Instruction: Without the images, write out all of the following entries exactly.

## start Given data

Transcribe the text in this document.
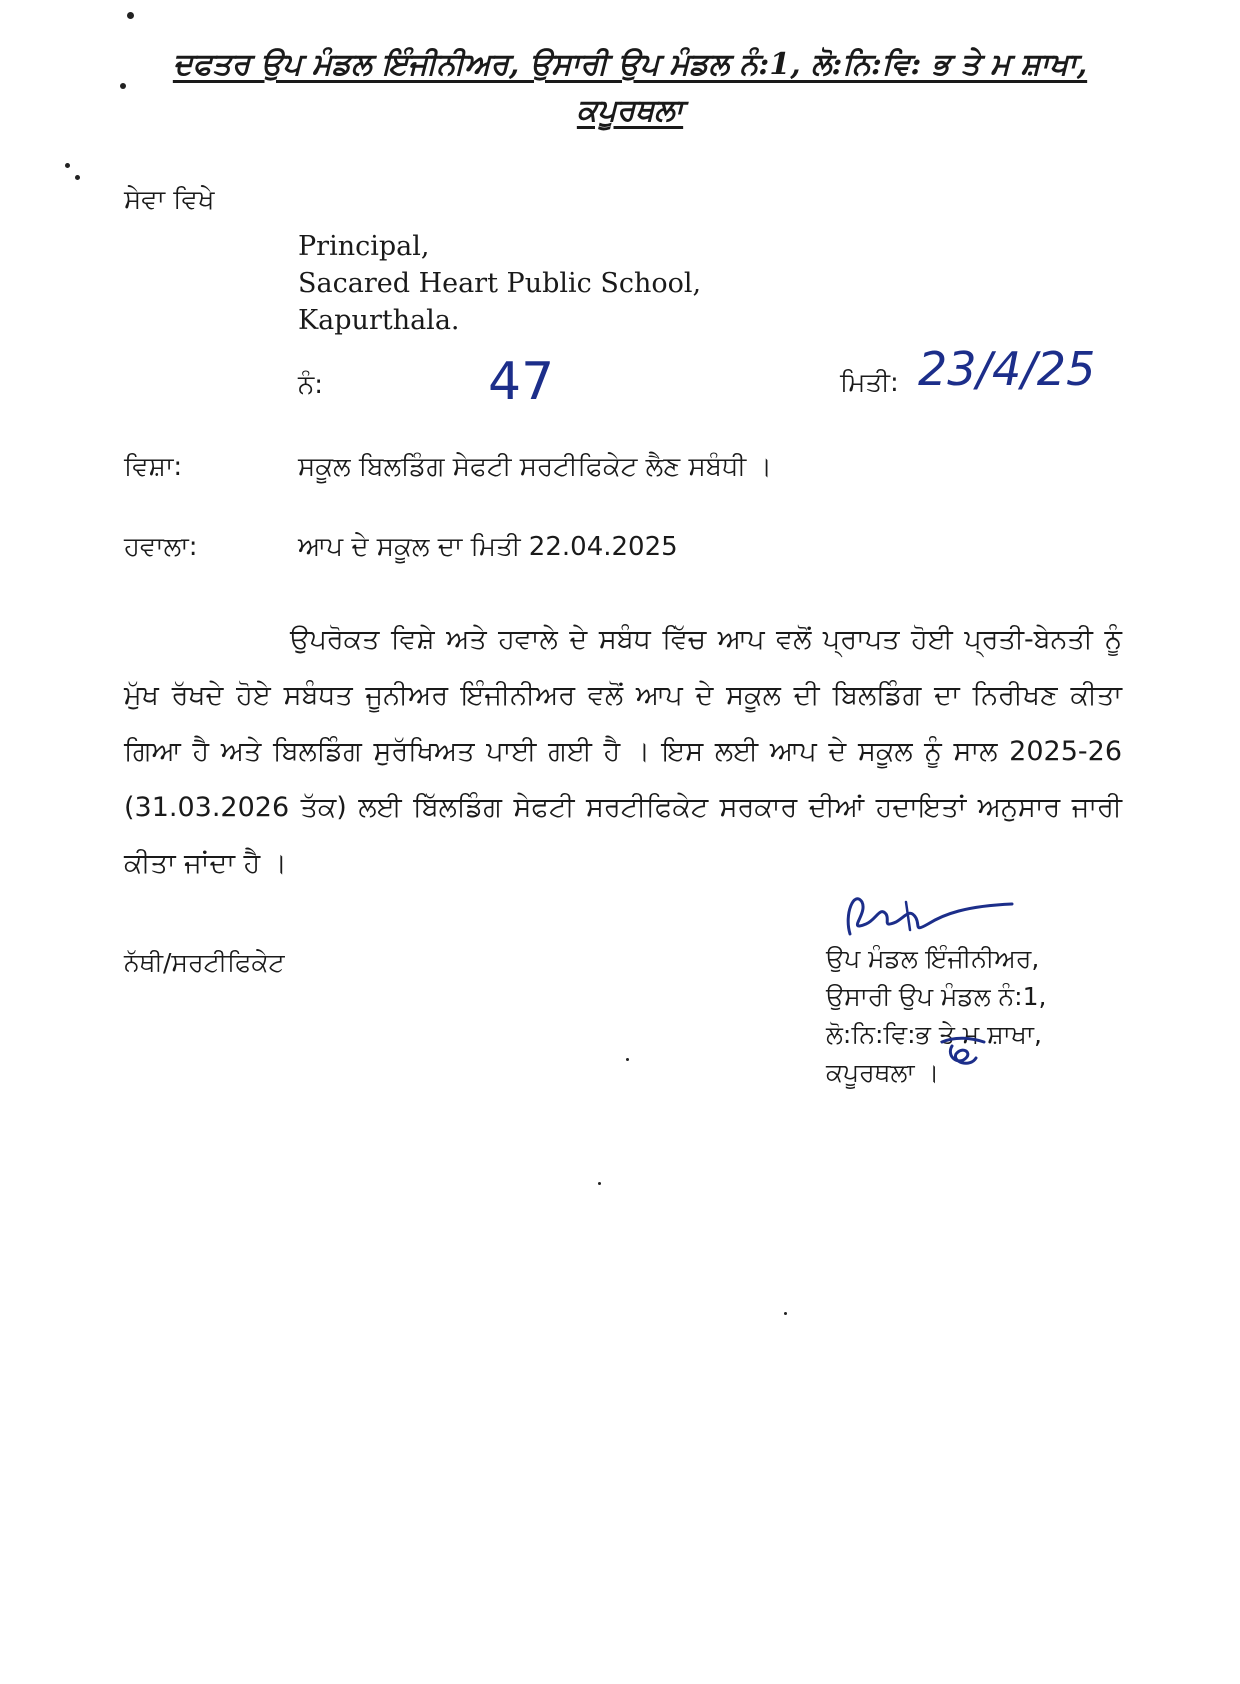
ਦਫਤਰ ਉਪ ਮੰਡਲ ਇੰਜੀਨੀਅਰ, ਉਸਾਰੀ ਉਪ ਮੰਡਲ ਨੰ:1, ਲੋ:ਨਿ:ਵਿ: ਭ ਤੇ ਮ ਸ਼ਾਖਾ,
ਕਪੂਰਥਲਾ
ਸੇਵਾ ਵਿਖੇ
Principal,
Sacared Heart Public School,
Kapurthala.
ਨੰ:	47	ਮਿਤੀ: 23/4/25
ਵਿਸ਼ਾ:	ਸਕੂਲ ਬਿਲਡਿੰਗ ਸੇਫਟੀ ਸਰਟੀਫਿਕੇਟ ਲੈਣ ਸਬੰਧੀ ।
ਹਵਾਲਾ:	ਆਪ ਦੇ ਸਕੂਲ ਦਾ ਮਿਤੀ 22.04.2025
ਉਪਰੋਕਤ ਵਿਸ਼ੇ ਅਤੇ ਹਵਾਲੇ ਦੇ ਸਬੰਧ ਵਿੱਚ ਆਪ ਵਲੋਂ ਪ੍ਰਾਪਤ ਹੋਈ ਪ੍ਰਤੀ-ਬੇਨਤੀ ਨੂੰ ਮੁੱਖ ਰੱਖਦੇ ਹੋਏ ਸਬੰਧਤ ਜੂਨੀਅਰ ਇੰਜੀਨੀਅਰ ਵਲੋਂ ਆਪ ਦੇ ਸਕੂਲ ਦੀ ਬਿਲਡਿੰਗ ਦਾ ਨਿਰੀਖਣ ਕੀਤਾ ਗਿਆ ਹੈ ਅਤੇ ਬਿਲਡਿੰਗ ਸੁਰੱਖਿਅਤ ਪਾਈ ਗਈ ਹੈ । ਇਸ ਲਈ ਆਪ ਦੇ ਸਕੂਲ ਨੂੰ ਸਾਲ 2025-26 (31.03.2026 ਤੱਕ) ਲਈ ਬਿੱਲਡਿੰਗ ਸੇਫਟੀ ਸਰਟੀਫਿਕੇਟ ਸਰਕਾਰ ਦੀਆਂ ਹਦਾਇਤਾਂ ਅਨੁਸਾਰ ਜਾਰੀ ਕੀਤਾ ਜਾਂਦਾ ਹੈ ।
ਨੱਥੀ/ਸਰਟੀਫਿਕੇਟ	ਉਪ ਮੰਡਲ ਇੰਜੀਨੀਅਰ,
ਉਸਾਰੀ ਉਪ ਮੰਡਲ ਨੰ:1,
ਲੋ:ਨਿ:ਵਿ:ਭ ਤੇ ਮ ਸ਼ਾਖਾ,
ਕਪੂਰਥਲਾ ।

## end Given data

Exercise result:
Transcribe the text in this document.
ਦਫਤਰ ਉਪ ਮੰਡਲ ਇੰਜੀਨੀਅਰ, ਉਸਾਰੀ ਉਪ ਮੰਡਲ ਨੰ:1, ਲੋ:ਨਿ:ਵਿ: ਭ ਤੇ ਮ ਸ਼ਾਖਾ,
ਕਪੂਰਥਲਾ
ਸੇਵਾ ਵਿਖੇ
Principal,
Sacared Heart Public School,
Kapurthala.
ਨੰ:	47	ਮਿਤੀ: 23/4/25
ਵਿਸ਼ਾ:	ਸਕੂਲ ਬਿਲਡਿੰਗ ਸੇਫਟੀ ਸਰਟੀਫਿਕੇਟ ਲੈਣ ਸਬੰਧੀ ।
ਹਵਾਲਾ:	ਆਪ ਦੇ ਸਕੂਲ ਦਾ ਮਿਤੀ 22.04.2025
ਉਪਰੋਕਤ ਵਿਸ਼ੇ ਅਤੇ ਹਵਾਲੇ ਦੇ ਸਬੰਧ ਵਿੱਚ ਆਪ ਵਲੋਂ ਪ੍ਰਾਪਤ ਹੋਈ ਪ੍ਰਤੀ-ਬੇਨਤੀ ਨੂੰ ਮੁੱਖ ਰੱਖਦੇ ਹੋਏ ਸਬੰਧਤ ਜੂਨੀਅਰ ਇੰਜੀਨੀਅਰ ਵਲੋਂ ਆਪ ਦੇ ਸਕੂਲ ਦੀ ਬਿਲਡਿੰਗ ਦਾ ਨਿਰੀਖਣ ਕੀਤਾ ਗਿਆ ਹੈ ਅਤੇ ਬਿਲਡਿੰਗ ਸੁਰੱਖਿਅਤ ਪਾਈ ਗਈ ਹੈ । ਇਸ ਲਈ ਆਪ ਦੇ ਸਕੂਲ ਨੂੰ ਸਾਲ 2025-26 (31.03.2026 ਤੱਕ) ਲਈ ਬਿੱਲਡਿੰਗ ਸੇਫਟੀ ਸਰਟੀਫਿਕੇਟ ਸਰਕਾਰ ਦੀਆਂ ਹਦਾਇਤਾਂ ਅਨੁਸਾਰ ਜਾਰੀ ਕੀਤਾ ਜਾਂਦਾ ਹੈ ।
ਨੱਥੀ/ਸਰਟੀਫਿਕੇਟ	ਉਪ ਮੰਡਲ ਇੰਜੀਨੀਅਰ,
ਉਸਾਰੀ ਉਪ ਮੰਡਲ ਨੰ:1,
ਲੋ:ਨਿ:ਵਿ:ਭ ਤੇ ਮ ਸ਼ਾਖਾ,
ਕਪੂਰਥਲਾ ।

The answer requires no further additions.